TASK INSTRUCTIONS → Work out how many lines contain "this". Reply with the count alone.

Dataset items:
---
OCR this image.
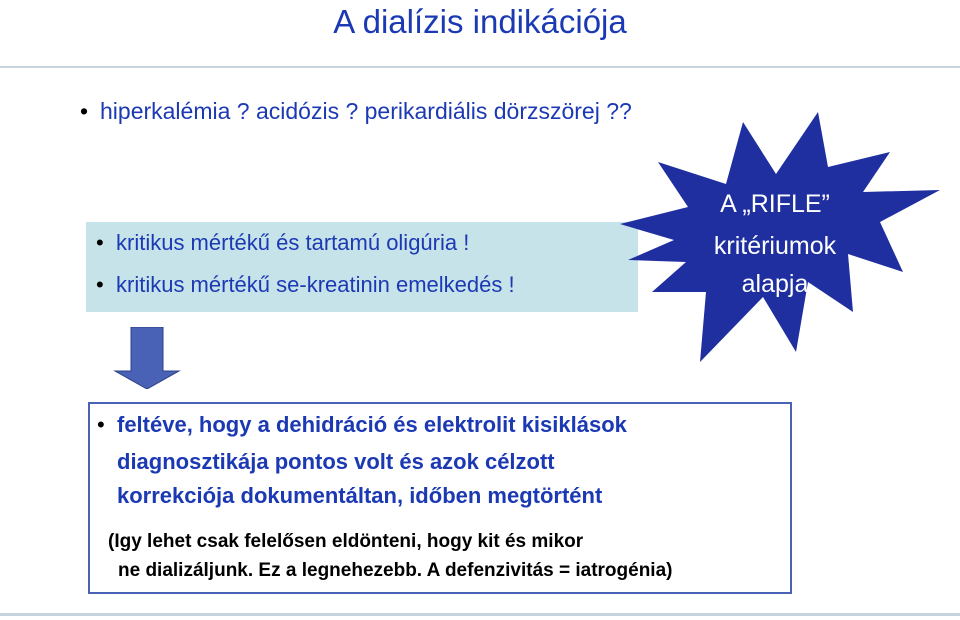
A dialízis indikációja
• hiperkalémia ? acidózis ? perikardiális dörzszörej ??
• kritikus mértékű és tartamú oligúria !
• kritikus mértékű se-kreatinin emelkedés !
A „RIFLE”
kritériumok
alapja
• feltéve, hogy a dehidráció és elektrolit kisiklások
diagnosztikája pontos volt és azok célzott
korrekciója dokumentáltan, időben megtörtént
(Igy lehet csak felelősen eldönteni, hogy kit és mikor
ne dializáljunk. Ez a legnehezebb. A defenzivitás = iatrogénia)
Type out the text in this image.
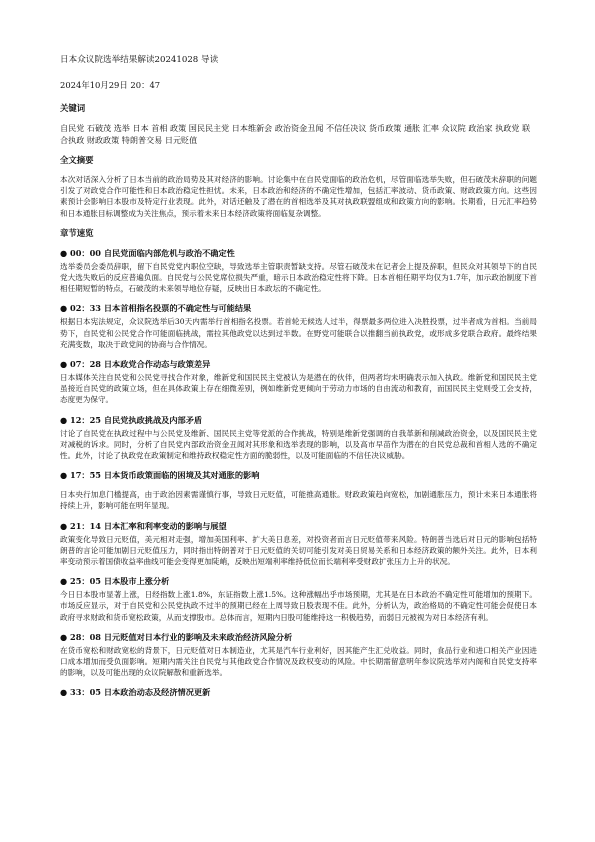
日本众议院选举结果解读20241028 导读
2024年10月29日 20：47
关键词
自民党 石破茂 选举 日本 首相 政策 国民民主党 日本维新会 政治资金丑闻 不信任决议 货币政策 通胀 汇率 众议院 政治家 执政党 联合执政 财政政策 特朗普交易 日元贬值
全文摘要
本次对话深入分析了日本当前的政治局势及其对经济的影响。讨论集中在自民党面临的政治危机，尽管面临选举失败，但石破茂未辞职的问题引发了对政党合作可能性和日本政治稳定性担忧。未来，日本政治和经济的不确定性增加，包括汇率波动、货币政策、财政政策方向。这些因素预计会影响日本股市及特定行业表现。此外，对话还触及了潜在的首相选举及其对执政联盟组成和政策方向的影响。长期看，日元汇率趋势和日本通胀目标调整成为关注焦点，预示着未来日本经济政策将面临复杂调整。
章节速览
● 00：00 自民党面临内部危机与政治不确定性
选举委员会委员辞职，留下自民党党内职位空缺，导致选举主管职责暂缺支持。尽管石破茂未在记者会上提及辞职，但民众对其领导下的自民党大选失败后的反应普遍负面。自民党与公民党席位损失严重，暗示日本政治稳定性将下降。日本首相任期平均仅为1.7年，加示政治制度下首相任期短暂的特点，石破茂的未来领导地位存疑，反映出日本政坛的不确定性。
● 02：33 日本首相指名投票的不确定性与可能结果
根据日本宪法规定，众议院选举后30天内需举行首相指名投票。若首轮无候选人过半，得票最多两位进入决胜投票，过半者成为首相。当前局势下，自民党和公民党合作可能面临挑战，需拉其他政党以达到过半数。在野党可能联合以推翻当前执政党，或形成多党联合政府。最终结果充满变数，取决于政党间的协商与合作情况。
● 07：28 日本政党合作动态与政策差异
日本媒体关注自民党和公民党寻找合作对象，维新党和国民民主党被认为是潜在的伙伴，但两者均未明确表示加入执政。维新党和国民民主党虽接近自民党的政策立场，但在具体政策上存在细微差别，例如维新党更倾向于劳动力市场的自由流动和教育，而国民民主党则受工会支持，态度更为保守。
● 12：25 自民党执政挑战及内部矛盾
讨论了自民党在执政过程中与公民党及维新、国民民主党等党派的合作挑战，特别是维新党强调的自我革新和削减政治资金，以及国民民主党对减税的诉求。同时，分析了自民党内部政治资金丑闻对其形象和选举表现的影响，以及高市早苗作为潜在的自民党总裁和首相人选的不确定性。此外，讨论了执政党在政策制定和维持政权稳定性方面的脆弱性，以及可能面临的不信任决议威胁。
● 17：55 日本货币政策面临的困境及其对通胀的影响
日本央行加息门槛提高，由于政治因素需谨慎行事，导致日元贬值，可能推高通胀。财政政策趋向宽松，加剧通胀压力，预计未来日本通胀将持续上升，影响可能在明年显现。
● 21：14 日本汇率和利率变动的影响与展望
政策变化导致日元贬值，美元相对走强，增加美国利率、扩大美日息差，对投资者而言日元贬值带来风险。特朗普当选后对日元的影响包括特朗普的言论可能加剧日元贬值压力，同时指出特朗普对于日元贬值的关切可能引发对美日贸易关系和日本经济政策的额外关注。此外，日本利率变动预示着国债收益率曲线可能会变得更加陡峭，反映出短端利率维持低位而长端利率受财政扩张压力上升的状况。
● 25：05 日本股市上涨分析
今日日本股市显著上涨，日经指数上涨1.8%，东证指数上涨1.5%。这种涨幅出乎市场预期，尤其是在日本政治不确定性可能增加的预期下。市场反应显示，对于自民党和公民党执政不过半的预期已经在上周导致日股表现不佳。此外，分析认为，政治格局的不确定性可能会促使日本政府寻求财政和货币宽松政策，从而支撑股市。总体而言，短期内日股可能维持这一积极趋势，而弱日元被视为对日本经济有利。
● 28：08 日元贬值对日本行业的影响及未来政治经济风险分析
在货币宽松和财政宽松的背景下，日元贬值对日本制造业，尤其是汽车行业利好，因其能产生汇兑收益。同时，食品行业和进口相关产业因进口成本增加而受负面影响。短期内需关注自民党与其他政党合作情况及政权变动的风险。中长期需留意明年参议院选举对内阁和自民党支持率的影响，以及可能出现的众议院解散和重新选举。
● 33：05 日本政治动态及经济情况更新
---
THE COMPLETED TASK → 2